* [Available data]:
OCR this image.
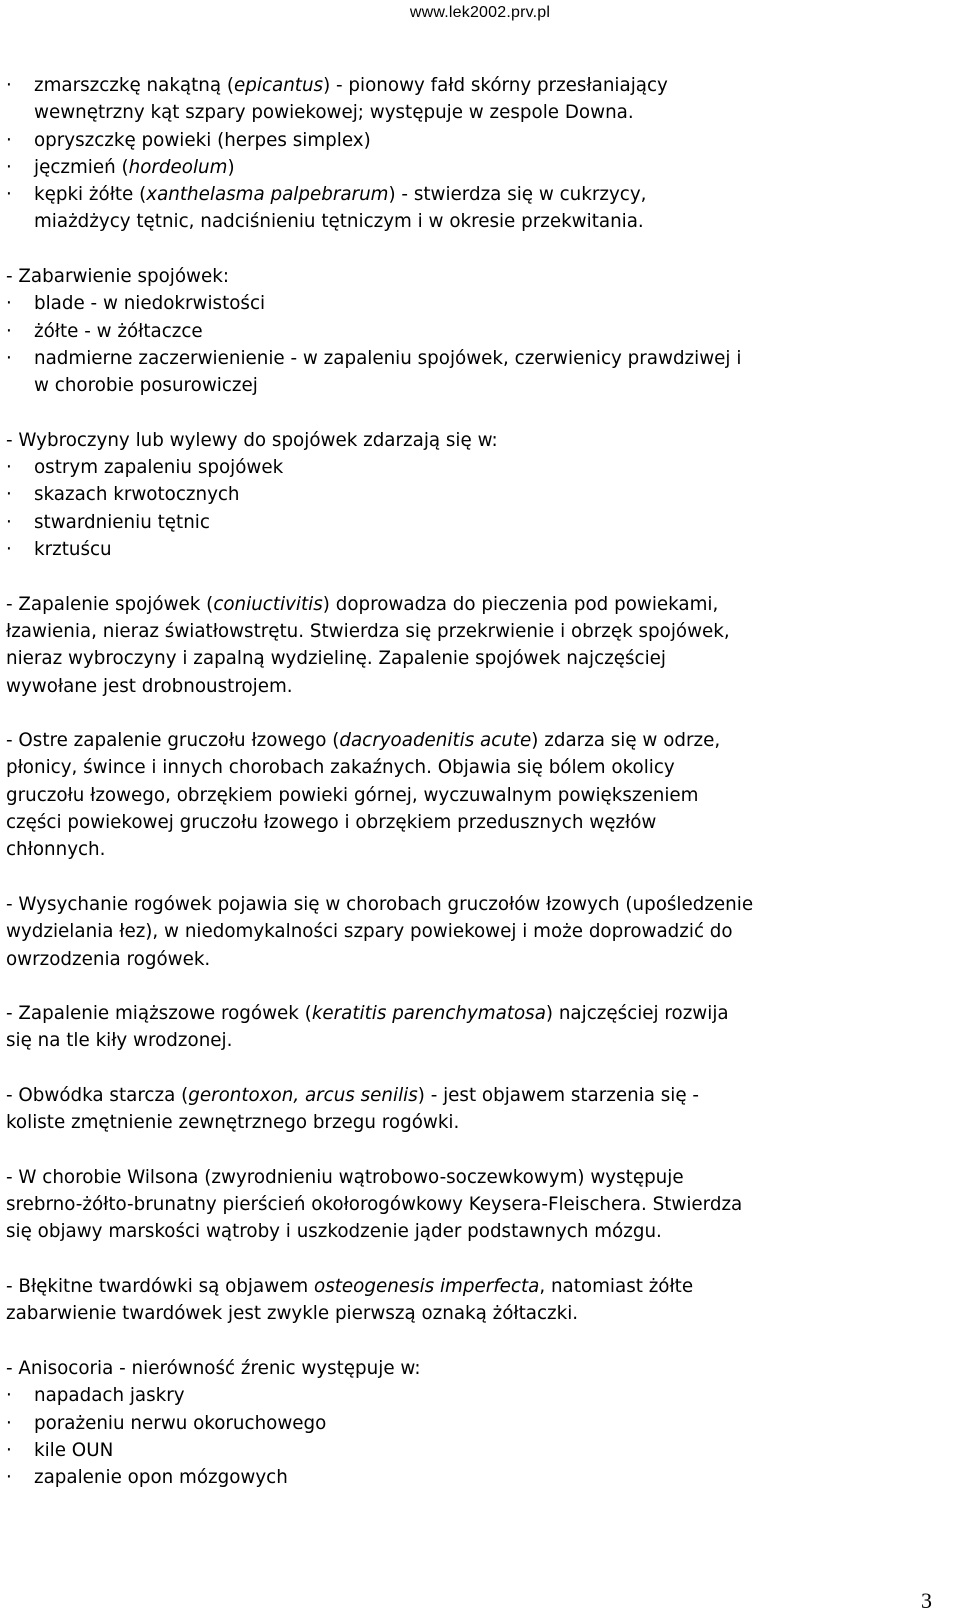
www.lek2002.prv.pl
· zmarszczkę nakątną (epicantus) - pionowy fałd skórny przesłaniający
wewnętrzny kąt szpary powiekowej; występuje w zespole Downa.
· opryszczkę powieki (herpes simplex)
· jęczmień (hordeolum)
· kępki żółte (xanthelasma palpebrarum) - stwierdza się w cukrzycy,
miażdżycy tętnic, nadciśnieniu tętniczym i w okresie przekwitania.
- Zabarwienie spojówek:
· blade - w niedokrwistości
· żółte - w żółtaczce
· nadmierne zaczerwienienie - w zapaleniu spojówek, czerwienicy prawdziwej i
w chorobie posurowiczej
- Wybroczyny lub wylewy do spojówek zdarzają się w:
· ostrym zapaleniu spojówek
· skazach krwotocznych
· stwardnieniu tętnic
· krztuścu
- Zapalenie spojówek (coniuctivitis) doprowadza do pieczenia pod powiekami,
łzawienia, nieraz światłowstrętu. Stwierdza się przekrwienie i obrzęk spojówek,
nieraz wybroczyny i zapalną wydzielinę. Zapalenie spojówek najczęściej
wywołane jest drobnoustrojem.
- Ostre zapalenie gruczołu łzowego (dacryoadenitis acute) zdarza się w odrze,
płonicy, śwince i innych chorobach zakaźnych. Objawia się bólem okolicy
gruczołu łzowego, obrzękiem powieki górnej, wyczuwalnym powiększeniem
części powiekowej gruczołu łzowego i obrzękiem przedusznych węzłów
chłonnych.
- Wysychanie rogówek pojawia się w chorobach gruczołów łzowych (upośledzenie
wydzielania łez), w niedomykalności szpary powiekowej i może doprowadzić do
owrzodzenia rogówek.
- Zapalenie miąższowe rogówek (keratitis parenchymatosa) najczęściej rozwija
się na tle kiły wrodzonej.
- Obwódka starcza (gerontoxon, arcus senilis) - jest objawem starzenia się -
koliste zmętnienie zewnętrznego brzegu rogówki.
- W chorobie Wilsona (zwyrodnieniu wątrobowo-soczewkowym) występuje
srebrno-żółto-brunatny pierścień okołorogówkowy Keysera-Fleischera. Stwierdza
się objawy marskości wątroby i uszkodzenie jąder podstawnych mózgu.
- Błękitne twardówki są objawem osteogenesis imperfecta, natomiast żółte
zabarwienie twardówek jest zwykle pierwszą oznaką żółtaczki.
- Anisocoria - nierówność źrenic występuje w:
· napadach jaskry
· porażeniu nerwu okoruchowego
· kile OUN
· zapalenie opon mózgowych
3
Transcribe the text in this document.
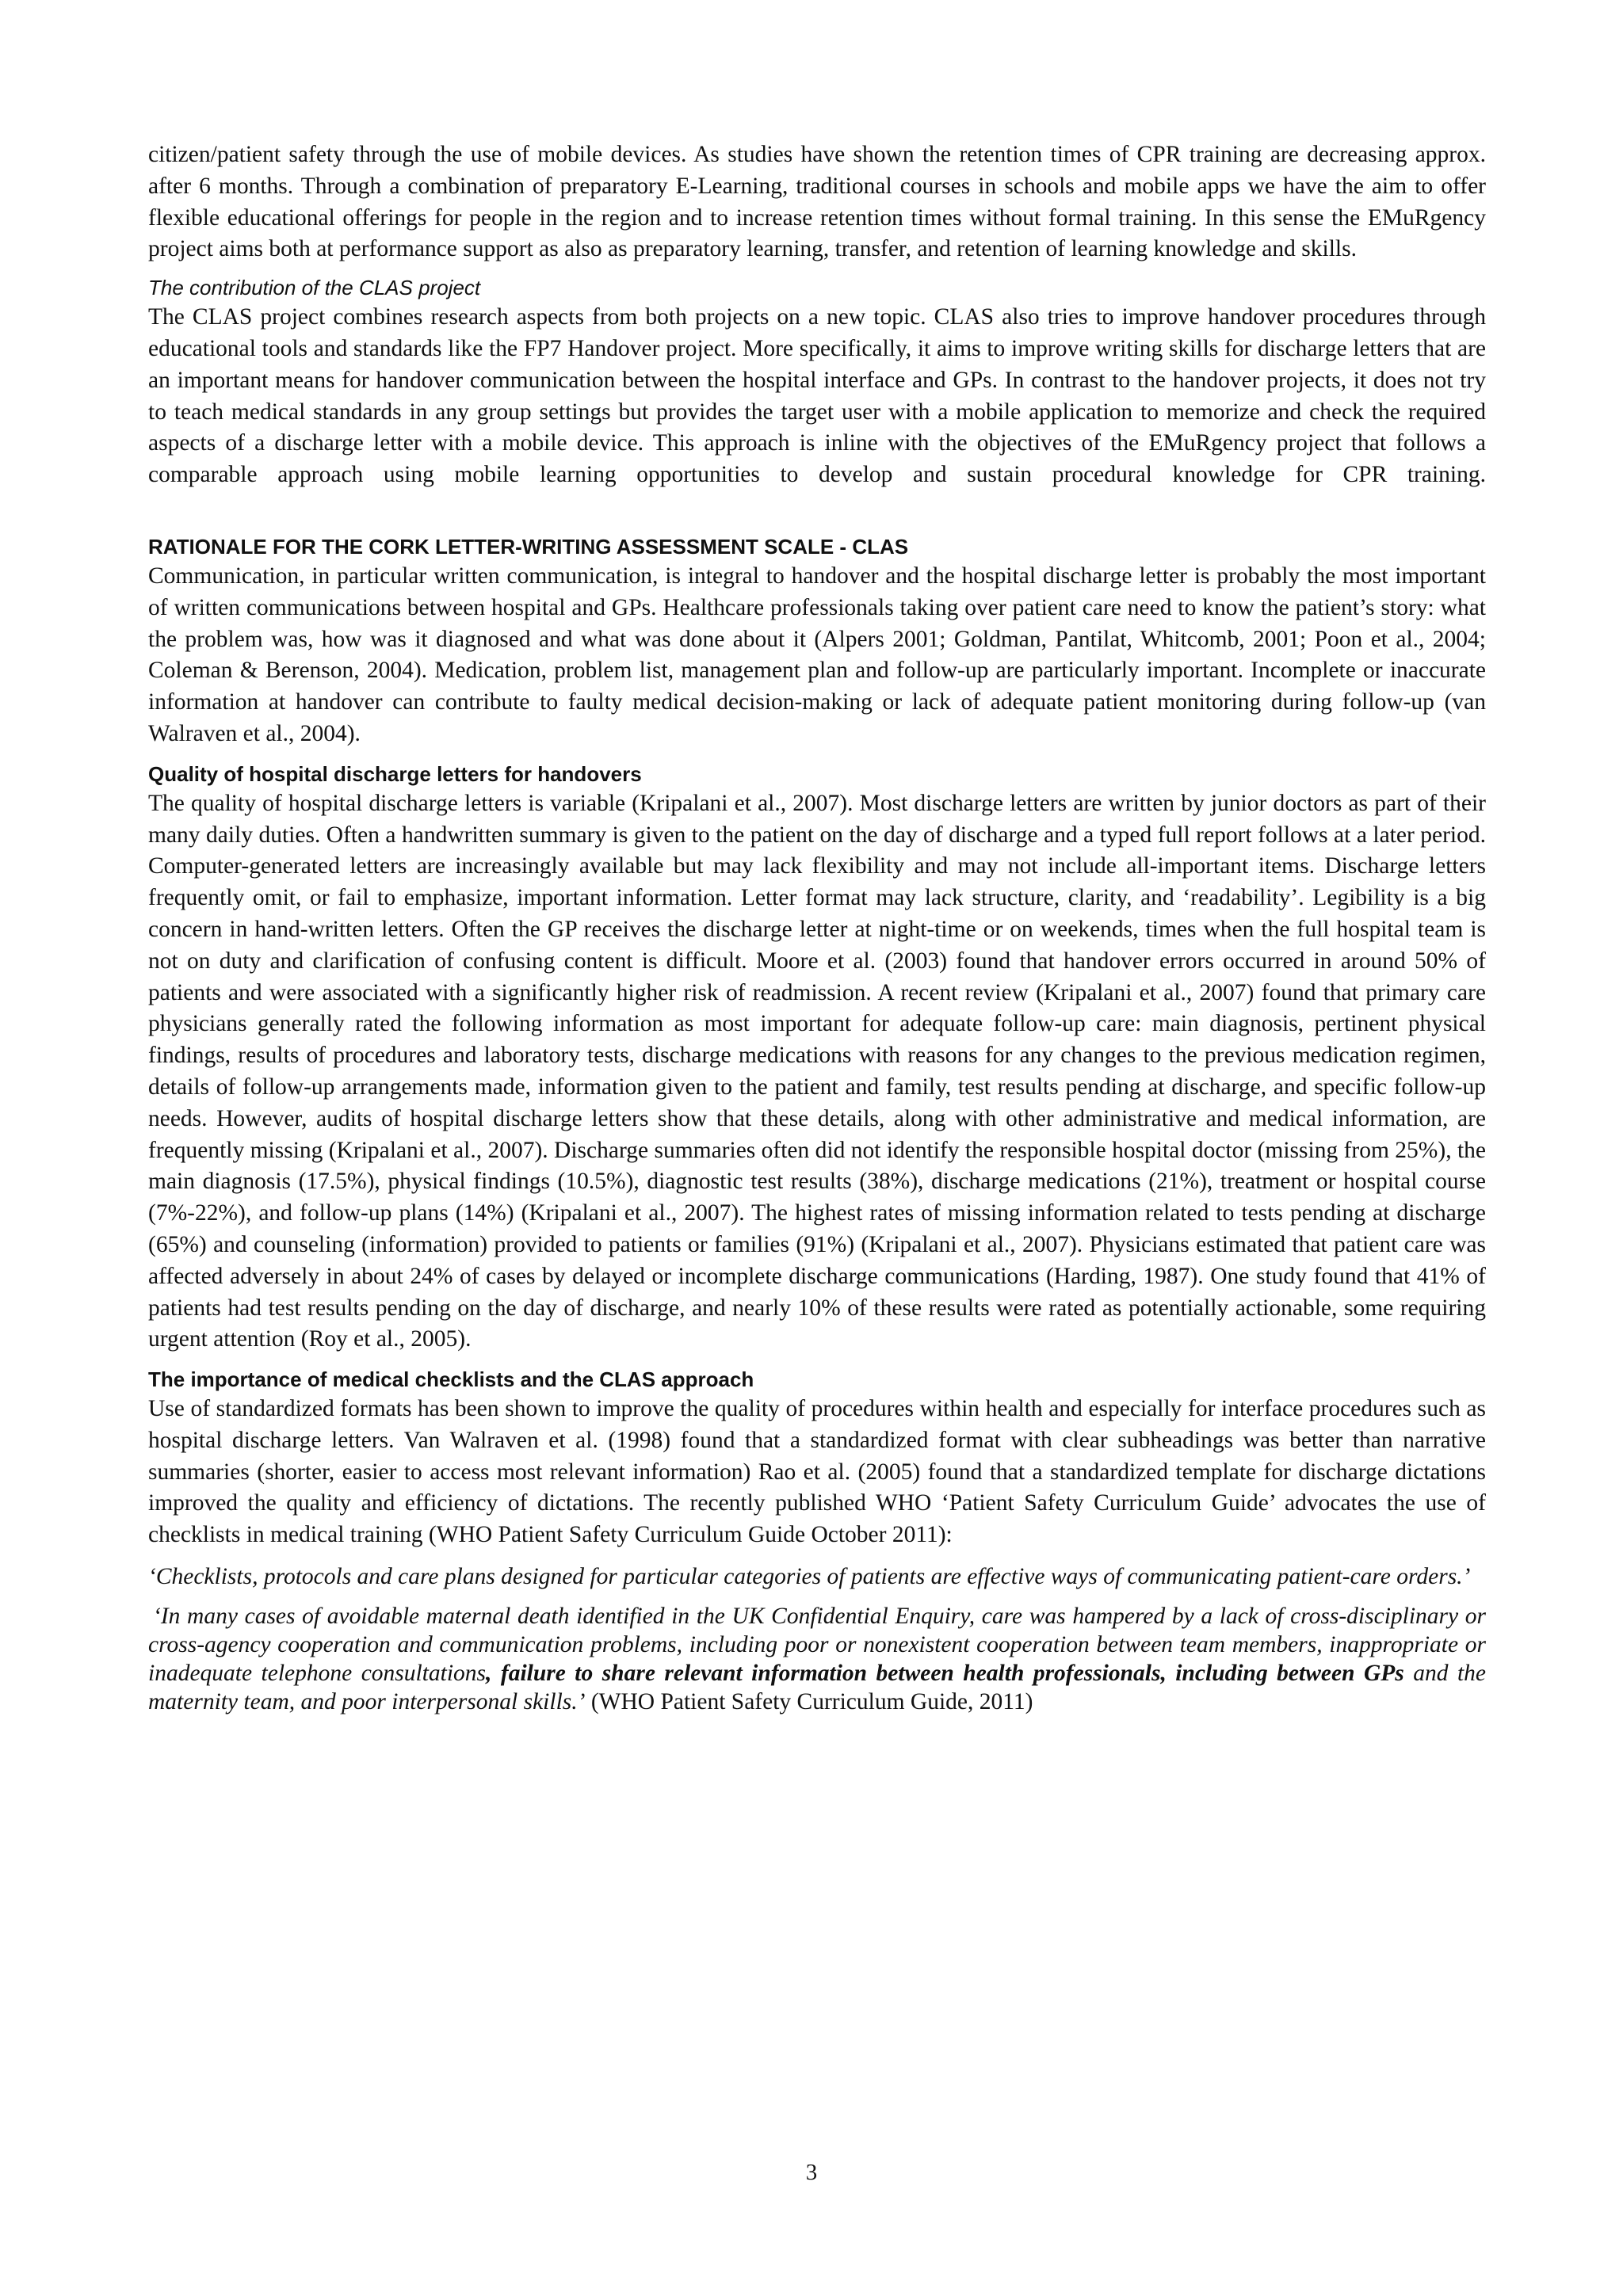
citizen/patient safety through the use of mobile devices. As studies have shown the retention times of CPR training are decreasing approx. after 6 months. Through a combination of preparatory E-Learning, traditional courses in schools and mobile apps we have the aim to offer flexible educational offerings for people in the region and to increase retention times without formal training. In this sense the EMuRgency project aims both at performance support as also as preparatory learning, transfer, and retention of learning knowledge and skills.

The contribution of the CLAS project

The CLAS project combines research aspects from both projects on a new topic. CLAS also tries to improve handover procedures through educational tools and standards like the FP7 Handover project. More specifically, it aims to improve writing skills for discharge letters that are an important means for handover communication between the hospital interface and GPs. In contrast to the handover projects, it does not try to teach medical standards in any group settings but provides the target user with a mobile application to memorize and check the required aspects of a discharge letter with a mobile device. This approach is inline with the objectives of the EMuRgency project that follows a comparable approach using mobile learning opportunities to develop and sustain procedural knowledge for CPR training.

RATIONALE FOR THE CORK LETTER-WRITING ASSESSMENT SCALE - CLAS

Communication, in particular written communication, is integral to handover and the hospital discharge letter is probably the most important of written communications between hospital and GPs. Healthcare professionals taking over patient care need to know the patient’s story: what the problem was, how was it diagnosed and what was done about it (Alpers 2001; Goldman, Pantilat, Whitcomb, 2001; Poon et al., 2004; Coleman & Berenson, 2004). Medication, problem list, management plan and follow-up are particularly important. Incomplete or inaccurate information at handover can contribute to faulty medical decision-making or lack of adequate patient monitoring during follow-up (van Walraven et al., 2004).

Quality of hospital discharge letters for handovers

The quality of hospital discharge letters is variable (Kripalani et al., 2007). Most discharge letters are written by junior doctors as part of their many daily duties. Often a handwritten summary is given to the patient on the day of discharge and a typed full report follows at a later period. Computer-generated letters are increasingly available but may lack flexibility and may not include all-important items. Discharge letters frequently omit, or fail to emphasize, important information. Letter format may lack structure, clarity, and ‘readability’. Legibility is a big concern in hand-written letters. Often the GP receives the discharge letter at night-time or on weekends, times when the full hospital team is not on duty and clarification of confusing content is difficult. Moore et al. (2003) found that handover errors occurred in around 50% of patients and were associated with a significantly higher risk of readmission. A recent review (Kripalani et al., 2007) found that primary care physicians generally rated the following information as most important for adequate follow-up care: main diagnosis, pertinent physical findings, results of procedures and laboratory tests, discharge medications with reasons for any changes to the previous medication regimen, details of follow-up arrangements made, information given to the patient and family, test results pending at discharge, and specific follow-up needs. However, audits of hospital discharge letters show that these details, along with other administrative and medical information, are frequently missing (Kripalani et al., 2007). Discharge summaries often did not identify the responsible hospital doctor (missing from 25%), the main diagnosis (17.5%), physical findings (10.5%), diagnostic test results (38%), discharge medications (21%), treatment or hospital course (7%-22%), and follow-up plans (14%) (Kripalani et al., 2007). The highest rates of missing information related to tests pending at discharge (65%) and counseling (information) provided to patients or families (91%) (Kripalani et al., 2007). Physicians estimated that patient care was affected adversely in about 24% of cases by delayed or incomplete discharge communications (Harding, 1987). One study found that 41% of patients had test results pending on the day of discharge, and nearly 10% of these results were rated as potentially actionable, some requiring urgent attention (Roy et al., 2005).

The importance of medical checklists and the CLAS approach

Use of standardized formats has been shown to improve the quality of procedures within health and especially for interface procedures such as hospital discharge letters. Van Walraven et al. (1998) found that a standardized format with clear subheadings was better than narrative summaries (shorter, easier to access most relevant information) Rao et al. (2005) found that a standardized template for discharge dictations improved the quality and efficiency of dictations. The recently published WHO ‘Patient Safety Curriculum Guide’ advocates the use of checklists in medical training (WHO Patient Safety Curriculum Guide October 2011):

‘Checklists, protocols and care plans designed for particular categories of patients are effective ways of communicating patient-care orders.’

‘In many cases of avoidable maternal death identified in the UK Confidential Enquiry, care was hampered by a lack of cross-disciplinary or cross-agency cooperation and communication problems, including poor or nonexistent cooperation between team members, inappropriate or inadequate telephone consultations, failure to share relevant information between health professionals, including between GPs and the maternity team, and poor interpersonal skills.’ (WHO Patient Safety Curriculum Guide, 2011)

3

* [Assignment]:
Wherever the word "zapaleniu" appears in the listing above, copy the whole line.

* [Answer to this exercise]:
· nadmierne zaczerwienienie - w zapaleniu spojówek, czerwienicy prawdziwej i
· ostrym zapaleniu spojówek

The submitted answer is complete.